Your objective: Give every line again exactly as it appears, please, but not the pictures.

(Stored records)
»»

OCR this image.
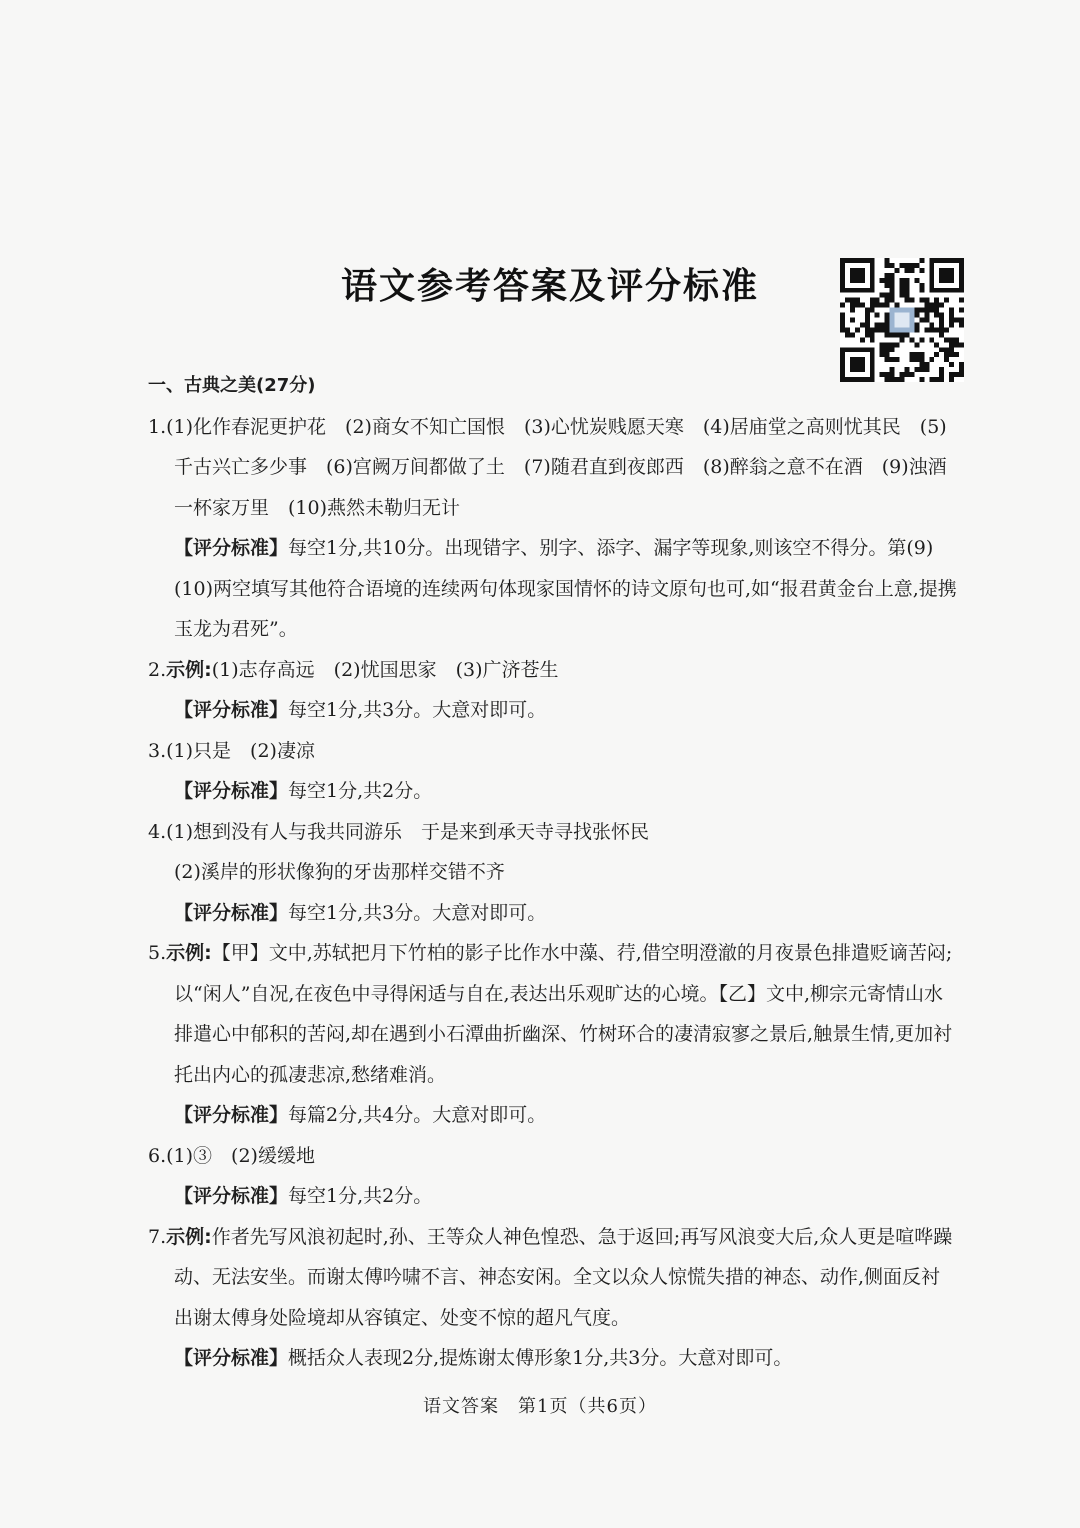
语文参考答案及评分标准

一、古典之美(27分)

1.(1)化作春泥更护花　(2)商女不知亡国恨　(3)心忧炭贱愿天寒　(4)居庙堂之高则忧其民　(5)千古兴亡多少事　(6)宫阙万间都做了土　(7)随君直到夜郎西　(8)醉翁之意不在酒　(9)浊酒一杯家万里　(10)燕然未勒归无计

【评分标准】每空1分,共10分。出现错字、别字、添字、漏字等现象,则该空不得分。第(9)(10)两空填写其他符合语境的连续两句体现家国情怀的诗文原句也可,如“报君黄金台上意,提携玉龙为君死”。

2.示例:(1)志存高远　(2)忧国思家　(3)广济苍生

【评分标准】每空1分,共3分。大意对即可。

3.(1)只是　(2)凄凉

【评分标准】每空1分,共2分。

4.(1)想到没有人与我共同游乐　于是来到承天寺寻找张怀民

(2)溪岸的形状像狗的牙齿那样交错不齐

【评分标准】每空1分,共3分。大意对即可。

5.示例:【甲】文中,苏轼把月下竹柏的影子比作水中藻、荇,借空明澄澈的月夜景色排遣贬谪苦闷;以“闲人”自况,在夜色中寻得闲适与自在,表达出乐观旷达的心境。【乙】文中,柳宗元寄情山水排遣心中郁积的苦闷,却在遇到小石潭曲折幽深、竹树环合的凄清寂寥之景后,触景生情,更加衬托出内心的孤凄悲凉,愁绪难消。

【评分标准】每篇2分,共4分。大意对即可。

6.(1)③　(2)缓缓地

【评分标准】每空1分,共2分。

7.示例:作者先写风浪初起时,孙、王等众人神色惶恐、急于返回;再写风浪变大后,众人更是喧哗躁动、无法安坐。而谢太傅吟啸不言、神态安闲。全文以众人惊慌失措的神态、动作,侧面反衬出谢太傅身处险境却从容镇定、处变不惊的超凡气度。

【评分标准】概括众人表现2分,提炼谢太傅形象1分,共3分。大意对即可。

语文答案　第1页（共6页）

««

Response:
OCR this image.
语文参考答案及评分标准

一、古典之美(27分)

1.(1)化作春泥更护花　(2)商女不知亡国恨　(3)心忧炭贱愿天寒　(4)居庙堂之高则忧其民　(5)千古兴亡多少事　(6)宫阙万间都做了土　(7)随君直到夜郎西　(8)醉翁之意不在酒　(9)浊酒一杯家万里　(10)燕然未勒归无计

【评分标准】每空1分,共10分。出现错字、别字、添字、漏字等现象,则该空不得分。第(9)(10)两空填写其他符合语境的连续两句体现家国情怀的诗文原句也可,如“报君黄金台上意,提携玉龙为君死”。

2.示例:(1)志存高远　(2)忧国思家　(3)广济苍生

【评分标准】每空1分,共3分。大意对即可。

3.(1)只是　(2)凄凉

【评分标准】每空1分,共2分。

4.(1)想到没有人与我共同游乐　于是来到承天寺寻找张怀民

(2)溪岸的形状像狗的牙齿那样交错不齐

【评分标准】每空1分,共3分。大意对即可。

5.示例:【甲】文中,苏轼把月下竹柏的影子比作水中藻、荇,借空明澄澈的月夜景色排遣贬谪苦闷;以“闲人”自况,在夜色中寻得闲适与自在,表达出乐观旷达的心境。【乙】文中,柳宗元寄情山水排遣心中郁积的苦闷,却在遇到小石潭曲折幽深、竹树环合的凄清寂寥之景后,触景生情,更加衬托出内心的孤凄悲凉,愁绪难消。

【评分标准】每篇2分,共4分。大意对即可。

6.(1)③　(2)缓缓地

【评分标准】每空1分,共2分。

7.示例:作者先写风浪初起时,孙、王等众人神色惶恐、急于返回;再写风浪变大后,众人更是喧哗躁动、无法安坐。而谢太傅吟啸不言、神态安闲。全文以众人惊慌失措的神态、动作,侧面反衬出谢太傅身处险境却从容镇定、处变不惊的超凡气度。

【评分标准】概括众人表现2分,提炼谢太傅形象1分,共3分。大意对即可。

语文答案　第1页（共6页）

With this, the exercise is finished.